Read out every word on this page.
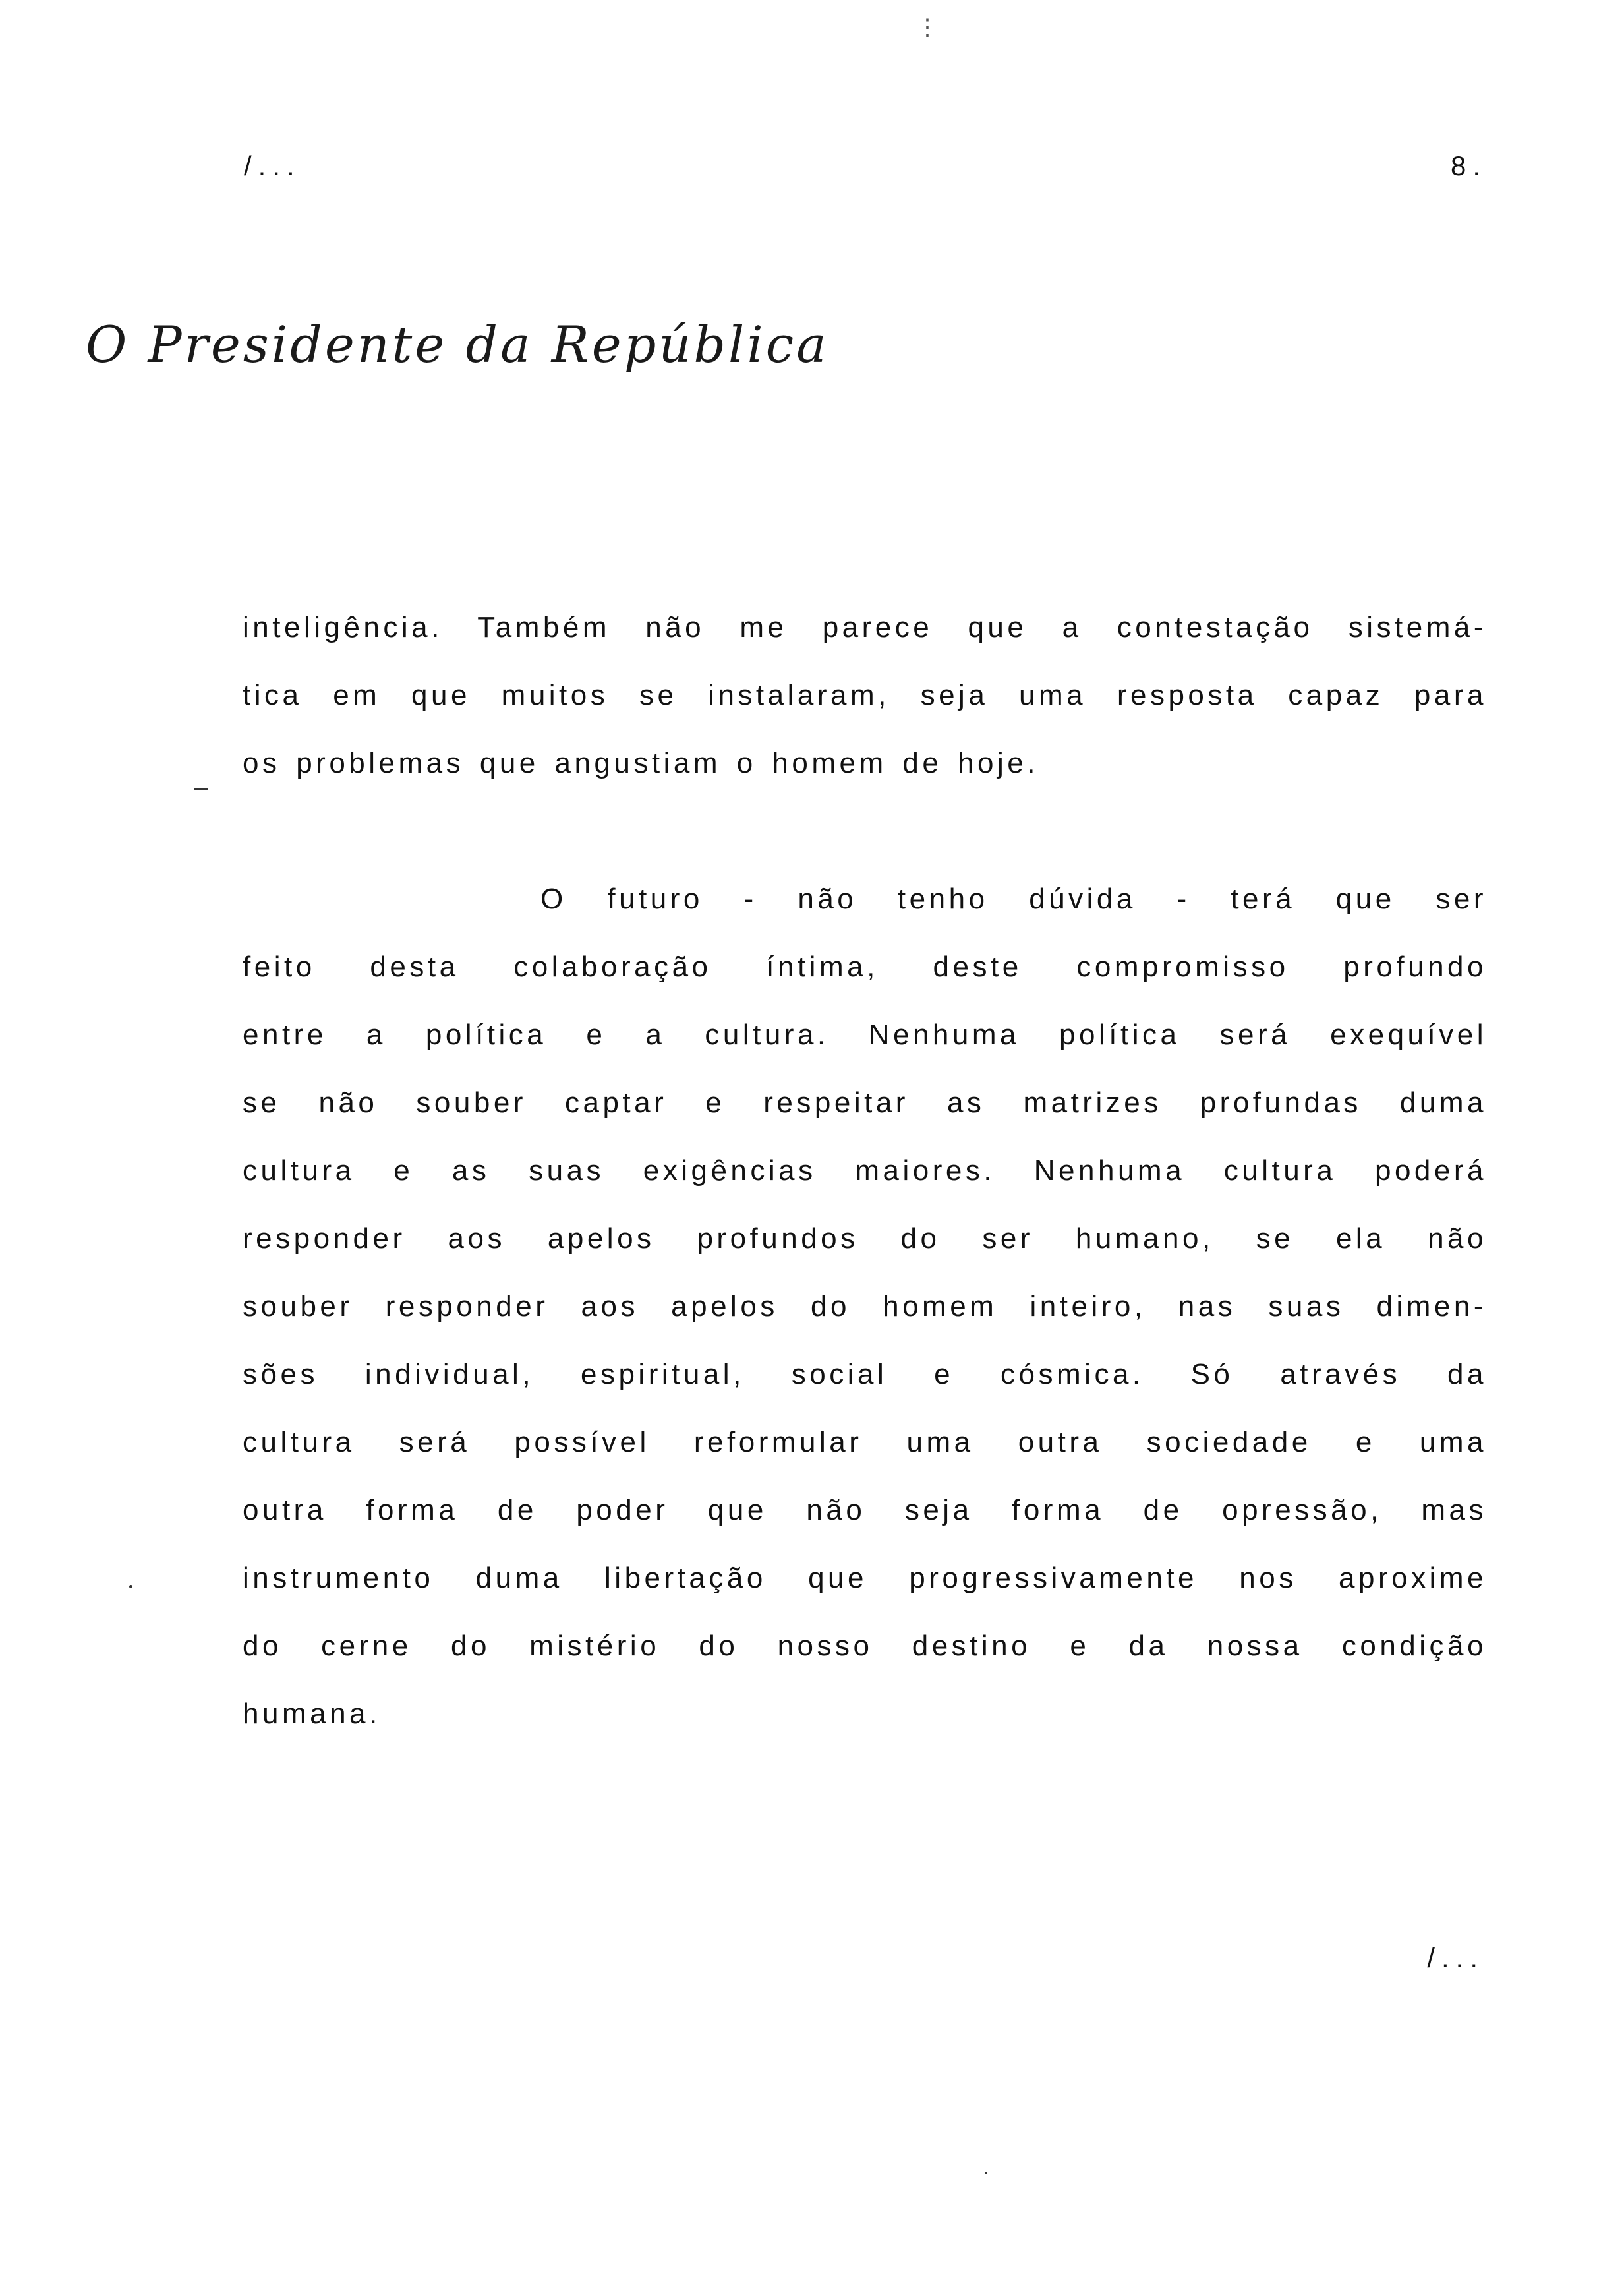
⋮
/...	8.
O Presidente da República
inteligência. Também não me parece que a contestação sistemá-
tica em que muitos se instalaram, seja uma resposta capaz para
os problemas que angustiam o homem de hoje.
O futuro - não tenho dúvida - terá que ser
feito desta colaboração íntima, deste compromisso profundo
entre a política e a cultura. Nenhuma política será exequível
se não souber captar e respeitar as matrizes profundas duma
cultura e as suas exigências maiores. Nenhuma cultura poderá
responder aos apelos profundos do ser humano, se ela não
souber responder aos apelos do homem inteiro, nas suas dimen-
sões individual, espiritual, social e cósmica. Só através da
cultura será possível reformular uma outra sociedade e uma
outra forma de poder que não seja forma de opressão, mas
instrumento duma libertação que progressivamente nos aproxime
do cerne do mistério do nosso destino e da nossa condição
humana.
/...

==

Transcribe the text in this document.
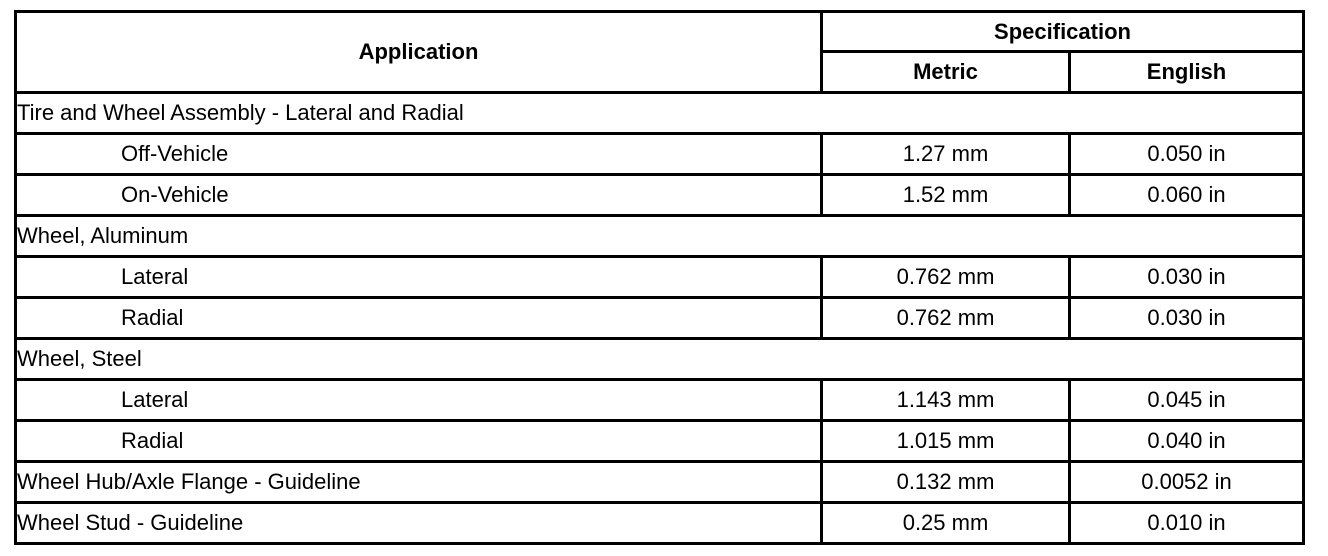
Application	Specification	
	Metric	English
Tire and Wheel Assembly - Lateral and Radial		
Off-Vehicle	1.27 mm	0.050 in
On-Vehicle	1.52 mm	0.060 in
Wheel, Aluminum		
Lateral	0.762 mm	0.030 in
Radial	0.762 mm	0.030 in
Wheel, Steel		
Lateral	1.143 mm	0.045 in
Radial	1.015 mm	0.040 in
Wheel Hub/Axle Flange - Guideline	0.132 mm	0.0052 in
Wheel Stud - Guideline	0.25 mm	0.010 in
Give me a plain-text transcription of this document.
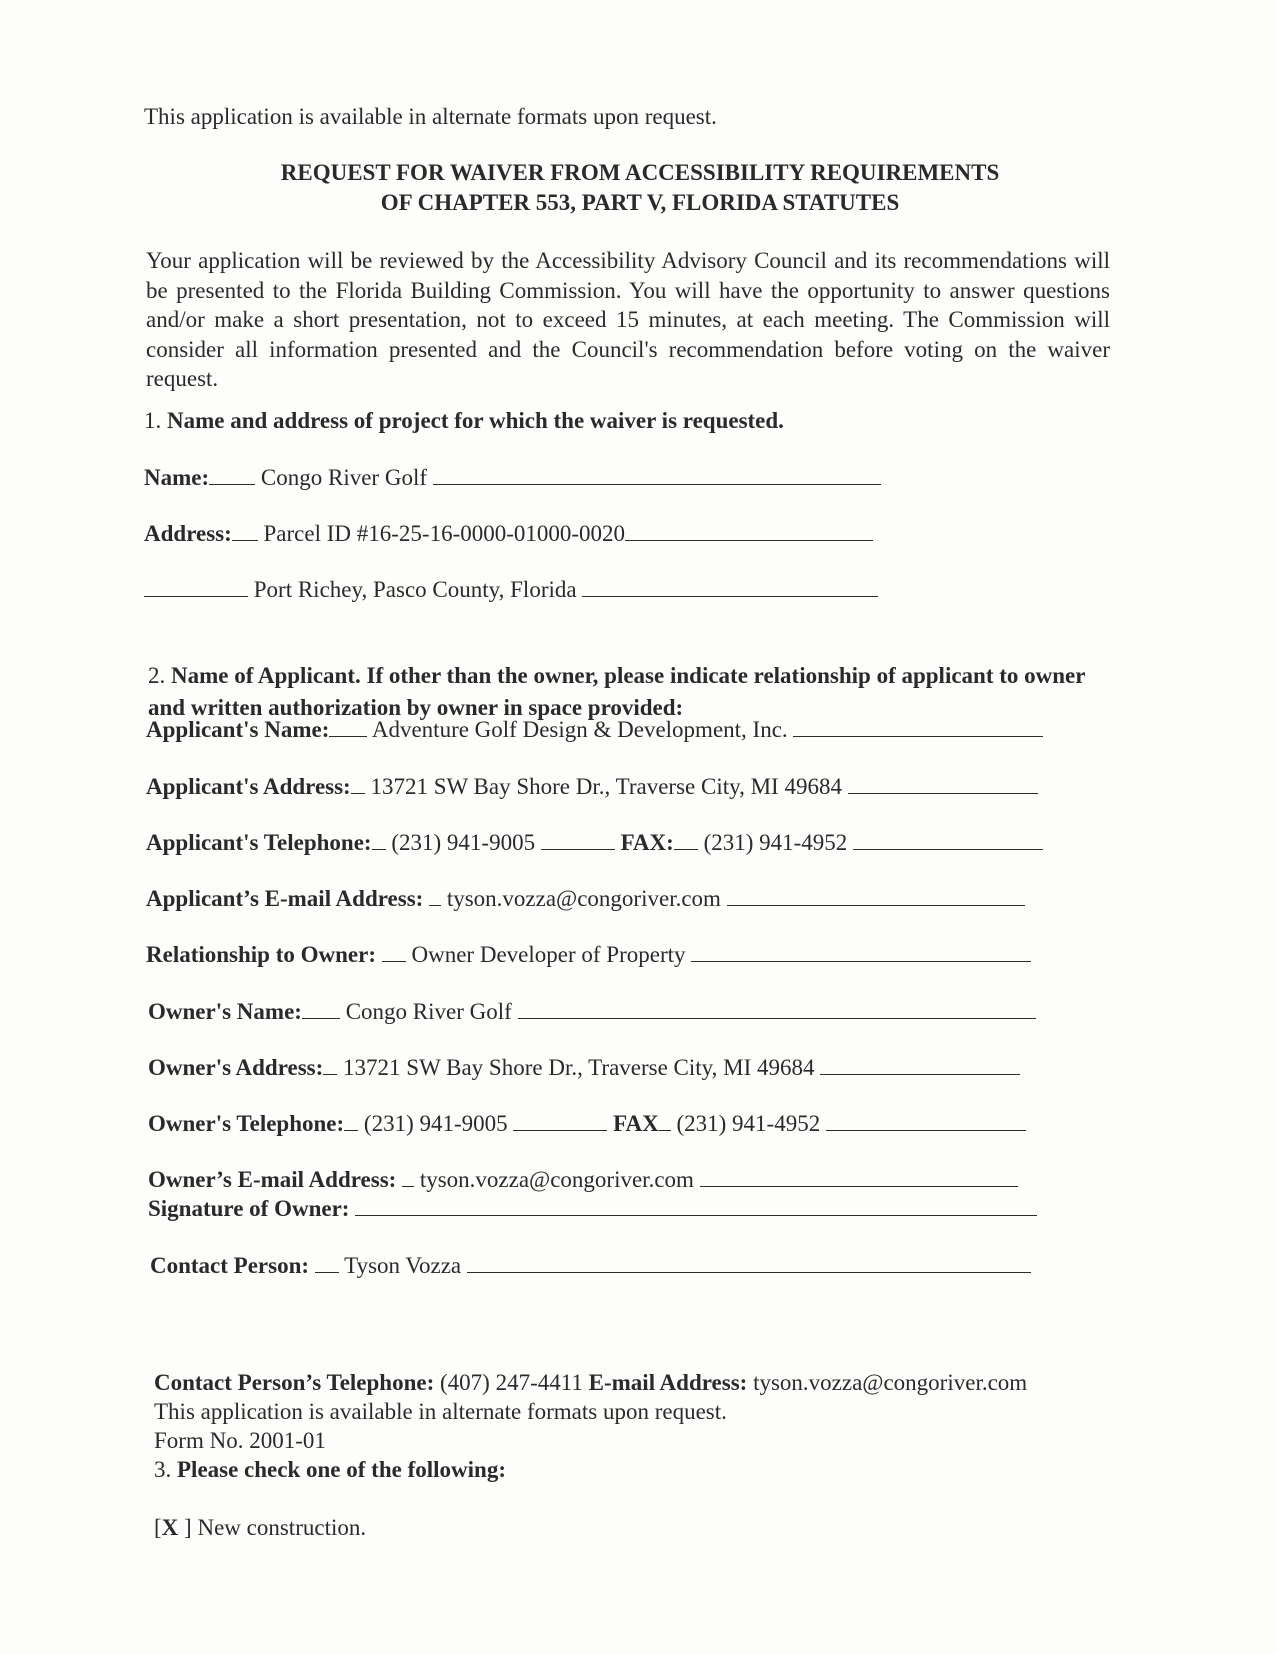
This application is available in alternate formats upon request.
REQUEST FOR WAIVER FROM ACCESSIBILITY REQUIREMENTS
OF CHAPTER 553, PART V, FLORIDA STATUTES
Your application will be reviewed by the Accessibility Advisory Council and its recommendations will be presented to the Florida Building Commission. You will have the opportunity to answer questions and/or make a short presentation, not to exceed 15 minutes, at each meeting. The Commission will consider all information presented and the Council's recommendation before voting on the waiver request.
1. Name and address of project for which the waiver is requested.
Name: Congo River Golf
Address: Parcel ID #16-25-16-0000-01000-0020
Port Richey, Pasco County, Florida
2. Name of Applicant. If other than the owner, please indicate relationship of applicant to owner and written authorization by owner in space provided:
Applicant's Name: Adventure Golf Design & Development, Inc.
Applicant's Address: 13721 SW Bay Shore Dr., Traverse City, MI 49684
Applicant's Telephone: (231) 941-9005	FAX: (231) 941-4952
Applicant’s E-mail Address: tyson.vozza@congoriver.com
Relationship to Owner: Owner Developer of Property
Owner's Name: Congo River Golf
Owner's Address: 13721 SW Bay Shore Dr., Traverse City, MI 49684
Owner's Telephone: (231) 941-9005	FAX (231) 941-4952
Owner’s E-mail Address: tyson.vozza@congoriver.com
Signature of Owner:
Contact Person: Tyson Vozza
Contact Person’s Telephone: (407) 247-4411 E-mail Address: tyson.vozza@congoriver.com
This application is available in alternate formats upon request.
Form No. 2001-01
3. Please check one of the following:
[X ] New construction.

Your goal: Your answer should be one number: how many lines of the listing include the word "Telephone".

Answer for the task: 3